• _PROMPT_:
Exactly repeat the full listing that follows.

** start of MATERIAL SUPPLIED **

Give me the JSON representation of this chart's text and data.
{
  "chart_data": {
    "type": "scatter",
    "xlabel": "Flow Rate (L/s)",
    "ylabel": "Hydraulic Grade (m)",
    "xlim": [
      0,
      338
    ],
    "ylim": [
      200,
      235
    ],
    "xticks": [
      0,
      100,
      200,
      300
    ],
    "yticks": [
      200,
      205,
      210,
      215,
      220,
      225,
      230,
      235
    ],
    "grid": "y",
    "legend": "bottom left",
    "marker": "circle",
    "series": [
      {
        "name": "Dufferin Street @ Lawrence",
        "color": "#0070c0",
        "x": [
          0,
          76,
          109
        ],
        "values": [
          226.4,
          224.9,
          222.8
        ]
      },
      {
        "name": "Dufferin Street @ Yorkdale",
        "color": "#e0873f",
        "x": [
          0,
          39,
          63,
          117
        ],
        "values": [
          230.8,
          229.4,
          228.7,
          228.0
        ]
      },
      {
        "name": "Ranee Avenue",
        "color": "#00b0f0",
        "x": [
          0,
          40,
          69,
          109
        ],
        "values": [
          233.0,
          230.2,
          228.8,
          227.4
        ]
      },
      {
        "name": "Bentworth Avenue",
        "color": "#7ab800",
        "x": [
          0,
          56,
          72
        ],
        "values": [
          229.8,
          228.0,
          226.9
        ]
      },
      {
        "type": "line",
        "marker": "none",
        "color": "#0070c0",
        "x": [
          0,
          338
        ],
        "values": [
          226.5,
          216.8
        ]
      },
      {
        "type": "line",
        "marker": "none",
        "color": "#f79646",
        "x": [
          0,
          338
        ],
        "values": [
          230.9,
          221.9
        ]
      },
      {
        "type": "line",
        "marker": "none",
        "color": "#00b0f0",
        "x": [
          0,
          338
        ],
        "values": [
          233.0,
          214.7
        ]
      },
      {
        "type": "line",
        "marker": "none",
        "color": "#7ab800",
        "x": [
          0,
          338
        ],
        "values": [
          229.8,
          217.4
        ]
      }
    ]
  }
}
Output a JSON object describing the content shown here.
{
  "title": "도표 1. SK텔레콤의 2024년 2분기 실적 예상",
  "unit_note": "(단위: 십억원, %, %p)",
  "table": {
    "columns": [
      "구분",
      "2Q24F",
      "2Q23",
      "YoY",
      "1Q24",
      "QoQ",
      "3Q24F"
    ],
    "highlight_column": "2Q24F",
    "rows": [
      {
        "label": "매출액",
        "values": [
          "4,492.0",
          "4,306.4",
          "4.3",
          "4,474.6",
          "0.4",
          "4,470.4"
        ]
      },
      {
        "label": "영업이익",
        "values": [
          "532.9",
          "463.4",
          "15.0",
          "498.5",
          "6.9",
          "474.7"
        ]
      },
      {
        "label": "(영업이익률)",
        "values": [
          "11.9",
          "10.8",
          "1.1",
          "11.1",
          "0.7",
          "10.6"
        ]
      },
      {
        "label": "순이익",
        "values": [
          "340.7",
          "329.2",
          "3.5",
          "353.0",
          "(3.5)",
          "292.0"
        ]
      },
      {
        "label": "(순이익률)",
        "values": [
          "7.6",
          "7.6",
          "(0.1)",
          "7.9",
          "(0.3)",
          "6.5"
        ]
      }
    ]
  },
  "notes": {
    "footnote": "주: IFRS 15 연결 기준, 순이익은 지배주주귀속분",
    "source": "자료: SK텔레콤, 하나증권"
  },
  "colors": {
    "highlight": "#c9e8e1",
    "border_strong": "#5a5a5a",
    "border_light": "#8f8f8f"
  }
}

** end of MATERIAL SUPPLIED **

• _TASK SOLUTION_:
Give me the JSON representation of this chart's text and data.
{
  "chart_data": {
    "type": "scatter",
    "xlabel": "Flow Rate (L/s)",
    "ylabel": "Hydraulic Grade (m)",
    "xlim": [
      0,
      338
    ],
    "ylim": [
      200,
      235
    ],
    "xticks": [
      0,
      100,
      200,
      300
    ],
    "yticks": [
      200,
      205,
      210,
      215,
      220,
      225,
      230,
      235
    ],
    "grid": "y",
    "legend": "bottom left",
    "marker": "circle",
    "series": [
      {
        "name": "Dufferin Street @ Lawrence",
        "color": "#0070c0",
        "x": [
          0,
          76,
          109
        ],
        "values": [
          226.4,
          224.9,
          222.8
        ]
      },
      {
        "name": "Dufferin Street @ Yorkdale",
        "color": "#e0873f",
        "x": [
          0,
          39,
          63,
          117
        ],
        "values": [
          230.8,
          229.4,
          228.7,
          228.0
        ]
      },
      {
        "name": "Ranee Avenue",
        "color": "#00b0f0",
        "x": [
          0,
          40,
          69,
          109
        ],
        "values": [
          233.0,
          230.2,
          228.8,
          227.4
        ]
      },
      {
        "name": "Bentworth Avenue",
        "color": "#7ab800",
        "x": [
          0,
          56,
          72
        ],
        "values": [
          229.8,
          228.0,
          226.9
        ]
      },
      {
        "type": "line",
        "marker": "none",
        "color": "#0070c0",
        "x": [
          0,
          338
        ],
        "values": [
          226.5,
          216.8
        ]
      },
      {
        "type": "line",
        "marker": "none",
        "color": "#f79646",
        "x": [
          0,
          338
        ],
        "values": [
          230.9,
          221.9
        ]
      },
      {
        "type": "line",
        "marker": "none",
        "color": "#00b0f0",
        "x": [
          0,
          338
        ],
        "values": [
          233.0,
          214.7
        ]
      },
      {
        "type": "line",
        "marker": "none",
        "color": "#7ab800",
        "x": [
          0,
          338
        ],
        "values": [
          229.8,
          217.4
        ]
      }
    ]
  }
}
Output a JSON object describing the content shown here.
{
  "title": "도표 1. SK텔레콤의 2024년 2분기 실적 예상",
  "unit_note": "(단위: 십억원, %, %p)",
  "table": {
    "columns": [
      "구분",
      "2Q24F",
      "2Q23",
      "YoY",
      "1Q24",
      "QoQ",
      "3Q24F"
    ],
    "highlight_column": "2Q24F",
    "rows": [
      {
        "label": "매출액",
        "values": [
          "4,492.0",
          "4,306.4",
          "4.3",
          "4,474.6",
          "0.4",
          "4,470.4"
        ]
      },
      {
        "label": "영업이익",
        "values": [
          "532.9",
          "463.4",
          "15.0",
          "498.5",
          "6.9",
          "474.7"
        ]
      },
      {
        "label": "(영업이익률)",
        "values": [
          "11.9",
          "10.8",
          "1.1",
          "11.1",
          "0.7",
          "10.6"
        ]
      },
      {
        "label": "순이익",
        "values": [
          "340.7",
          "329.2",
          "3.5",
          "353.0",
          "(3.5)",
          "292.0"
        ]
      },
      {
        "label": "(순이익률)",
        "values": [
          "7.6",
          "7.6",
          "(0.1)",
          "7.9",
          "(0.3)",
          "6.5"
        ]
      }
    ]
  },
  "notes": {
    "footnote": "주: IFRS 15 연결 기준, 순이익은 지배주주귀속분",
    "source": "자료: SK텔레콤, 하나증권"
  },
  "colors": {
    "highlight": "#c9e8e1",
    "border_strong": "#5a5a5a",
    "border_light": "#8f8f8f"
  }
}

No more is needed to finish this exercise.